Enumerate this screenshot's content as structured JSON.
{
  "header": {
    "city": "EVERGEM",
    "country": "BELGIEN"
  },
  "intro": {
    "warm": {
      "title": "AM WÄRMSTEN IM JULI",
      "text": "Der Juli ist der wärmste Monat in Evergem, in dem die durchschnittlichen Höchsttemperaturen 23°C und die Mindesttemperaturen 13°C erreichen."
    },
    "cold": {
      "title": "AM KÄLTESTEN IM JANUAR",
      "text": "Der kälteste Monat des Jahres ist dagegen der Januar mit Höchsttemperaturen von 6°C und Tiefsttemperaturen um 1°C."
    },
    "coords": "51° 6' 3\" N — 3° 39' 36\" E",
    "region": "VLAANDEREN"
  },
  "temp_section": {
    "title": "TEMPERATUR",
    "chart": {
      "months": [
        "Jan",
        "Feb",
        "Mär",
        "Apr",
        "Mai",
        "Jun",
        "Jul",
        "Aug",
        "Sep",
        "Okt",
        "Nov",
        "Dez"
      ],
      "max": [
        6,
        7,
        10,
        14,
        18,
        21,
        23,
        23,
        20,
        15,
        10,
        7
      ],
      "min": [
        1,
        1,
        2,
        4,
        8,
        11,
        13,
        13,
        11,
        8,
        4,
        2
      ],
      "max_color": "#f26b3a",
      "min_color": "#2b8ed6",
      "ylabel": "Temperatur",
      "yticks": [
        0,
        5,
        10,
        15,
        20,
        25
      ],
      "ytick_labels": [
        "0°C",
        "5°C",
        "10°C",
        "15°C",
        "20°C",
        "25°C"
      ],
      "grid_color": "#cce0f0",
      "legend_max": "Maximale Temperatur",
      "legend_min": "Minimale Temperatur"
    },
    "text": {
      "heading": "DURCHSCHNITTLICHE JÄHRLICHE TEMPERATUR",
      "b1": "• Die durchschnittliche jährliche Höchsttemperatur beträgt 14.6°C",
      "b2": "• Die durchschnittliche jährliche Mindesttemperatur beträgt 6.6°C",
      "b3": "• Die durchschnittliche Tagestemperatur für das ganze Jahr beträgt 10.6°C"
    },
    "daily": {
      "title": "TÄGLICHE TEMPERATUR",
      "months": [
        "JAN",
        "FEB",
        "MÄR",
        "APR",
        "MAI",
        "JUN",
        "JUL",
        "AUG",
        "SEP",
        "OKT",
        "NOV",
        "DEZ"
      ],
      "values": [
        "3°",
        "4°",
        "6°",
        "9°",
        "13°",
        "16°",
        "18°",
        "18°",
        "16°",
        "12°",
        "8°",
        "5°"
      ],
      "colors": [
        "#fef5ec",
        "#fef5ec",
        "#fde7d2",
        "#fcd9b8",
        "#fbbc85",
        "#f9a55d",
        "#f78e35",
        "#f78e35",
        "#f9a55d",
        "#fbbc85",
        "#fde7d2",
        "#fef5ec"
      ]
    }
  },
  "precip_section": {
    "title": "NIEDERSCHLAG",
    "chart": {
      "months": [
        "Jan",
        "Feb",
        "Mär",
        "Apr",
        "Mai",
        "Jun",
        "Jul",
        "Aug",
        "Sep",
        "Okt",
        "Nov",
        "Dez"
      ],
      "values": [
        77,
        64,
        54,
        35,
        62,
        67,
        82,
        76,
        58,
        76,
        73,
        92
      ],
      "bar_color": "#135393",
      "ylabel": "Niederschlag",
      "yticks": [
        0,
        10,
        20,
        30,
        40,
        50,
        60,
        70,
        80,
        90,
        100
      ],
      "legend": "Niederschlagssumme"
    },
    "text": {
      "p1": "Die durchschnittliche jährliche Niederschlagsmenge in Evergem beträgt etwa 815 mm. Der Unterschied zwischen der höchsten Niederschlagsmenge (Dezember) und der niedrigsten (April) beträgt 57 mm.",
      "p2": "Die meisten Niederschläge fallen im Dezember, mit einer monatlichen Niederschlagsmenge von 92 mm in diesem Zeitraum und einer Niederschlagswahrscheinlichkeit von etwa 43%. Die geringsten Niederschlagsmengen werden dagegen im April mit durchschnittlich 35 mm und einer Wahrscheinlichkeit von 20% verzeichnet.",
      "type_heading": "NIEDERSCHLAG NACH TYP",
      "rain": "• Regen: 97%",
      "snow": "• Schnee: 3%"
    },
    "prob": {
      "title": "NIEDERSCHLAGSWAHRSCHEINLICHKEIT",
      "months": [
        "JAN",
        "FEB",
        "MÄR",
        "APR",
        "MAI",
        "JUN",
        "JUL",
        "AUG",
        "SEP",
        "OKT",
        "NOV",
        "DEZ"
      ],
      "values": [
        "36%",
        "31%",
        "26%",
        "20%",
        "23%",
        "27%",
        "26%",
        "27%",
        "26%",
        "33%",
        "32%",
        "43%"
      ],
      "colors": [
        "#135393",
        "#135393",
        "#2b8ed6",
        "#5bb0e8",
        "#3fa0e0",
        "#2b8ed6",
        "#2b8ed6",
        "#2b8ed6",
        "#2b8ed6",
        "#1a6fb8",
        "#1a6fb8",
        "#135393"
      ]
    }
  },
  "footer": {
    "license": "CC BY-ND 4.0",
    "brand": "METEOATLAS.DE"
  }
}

════

> _TASK BRIEF_
Copy out every line of the data that includes "etwa".

> _COMPLETE RESPONSE_
      "p1": "Die durchschnittliche jährliche Niederschlagsmenge in Evergem beträgt etwa 815 mm. Der Unterschied zwischen der höchsten Niederschlagsmenge (Dezember) und der niedrigsten (April) beträgt 57 mm.",
      "p2": "Die meisten Niederschläge fallen im Dezember, mit einer monatlichen Niederschlagsmenge von 92 mm in diesem Zeitraum und einer Niederschlagswahrscheinlichkeit von etwa 43%. Die geringsten Niederschlagsmengen werden dagegen im April mit durchschnittlich 35 mm und einer Wahrscheinlichkeit von 20% verzeichnet.",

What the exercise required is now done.